Prompt:
Lines containing the word "финансирования" are the ones to copy from the records below.

Data entries:
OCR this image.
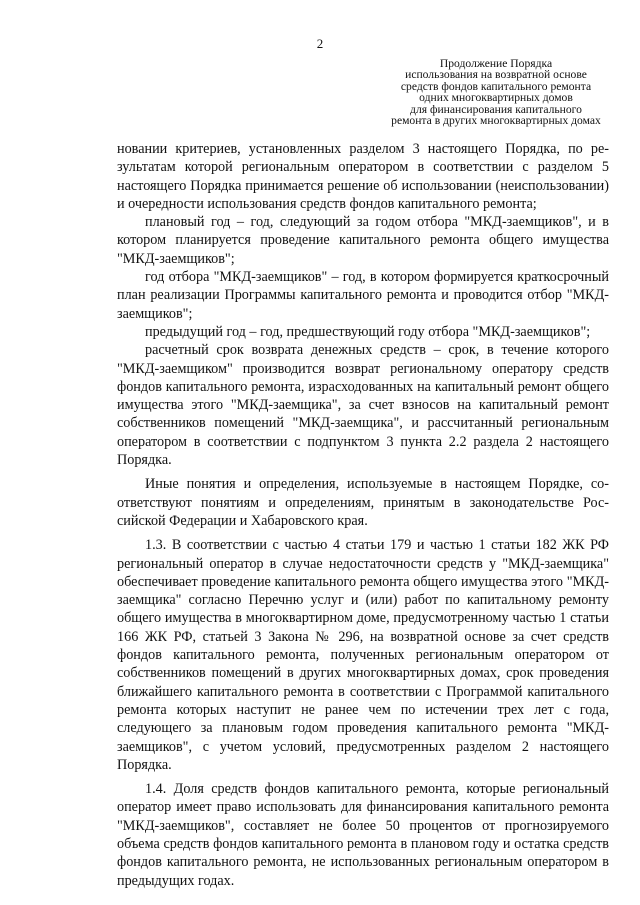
2
Продолжение Порядка
использования на возвратной основе
средств фондов капитального ремонта
одних многоквартирных домов
для финансирования капитального
ремонта в других многоквартирных домах

новании критериев, установленных разделом 3 настоящего Порядка, по результатам которой региональным оператором в соответствии с разделом 5 настоящего Порядка принимается решение об использовании (неиспользовании) и очередности использования средств фондов капитального ремонта;

плановый год – год, следующий за годом отбора "МКД-заемщиков", и в котором планируется проведение капитального ремонта общего имущества "МКД-заемщиков";

год отбора "МКД-заемщиков" – год, в котором формируется краткосрочный план реализации Программы капитального ремонта и проводится отбор "МКД-заемщиков";

предыдущий год – год, предшествующий году отбора "МКД-заемщиков";

расчетный срок возврата денежных средств – срок, в течение которого "МКД-заемщиком" производится возврат региональному оператору средств фондов капитального ремонта, израсходованных на капитальный ремонт общего имущества этого "МКД-заемщика", за счет взносов на капитальный ремонт собственников помещений "МКД-заемщика", и рассчитанный региональным оператором в соответствии с подпунктом 3 пункта 2.2 раздела 2 настоящего Порядка.

Иные понятия и определения, используемые в настоящем Порядке, соответствуют понятиям и определениям, принятым в законодательстве Российской Федерации и Хабаровского края.

1.3. В соответствии с частью 4 статьи 179 и частью 1 статьи 182 ЖК РФ региональный оператор в случае недостаточности средств у "МКД-заемщика" обеспечивает проведение капитального ремонта общего имущества этого "МКД-заемщика" согласно Перечню услуг и (или) работ по капитальному ремонту общего имущества в многоквартирном доме, предусмотренному частью 1 статьи 166 ЖК РФ, статьей 3 Закона № 296, на возвратной основе за счет средств фондов капитального ремонта, полученных региональным оператором от собственников помещений в других многоквартирных домах, срок проведения ближайшего капитального ремонта в соответствии с Программой капитального ремонта которых наступит не ранее чем по истечении трех лет с года, следующего за плановым годом проведения капитального ремонта "МКД-заемщиков", с учетом условий, предусмотренных разделом 2 настоящего Порядка.

1.4. Доля средств фондов капитального ремонта, которые региональный оператор имеет право использовать для финансирования капитального ремонта "МКД-заемщиков", составляет не более 50 процентов от прогнозируемого объема средств фондов капитального ремонта в плановом году и остатка средств фондов капитального ремонта, не использованных региональным оператором в предыдущих годах.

Written response:
для финансирования капитального
1.4. Доля средств фондов капитального ремонта, которые региональный оператор имеет право использовать для финансирования капитального ремонта "МКД-заемщиков", составляет не более 50 процентов от прогнозируемого объема средств фондов капитального ремонта в плановом году и остатка средств фондов капитального ремонта, не использованных региональным оператором в предыдущих годах.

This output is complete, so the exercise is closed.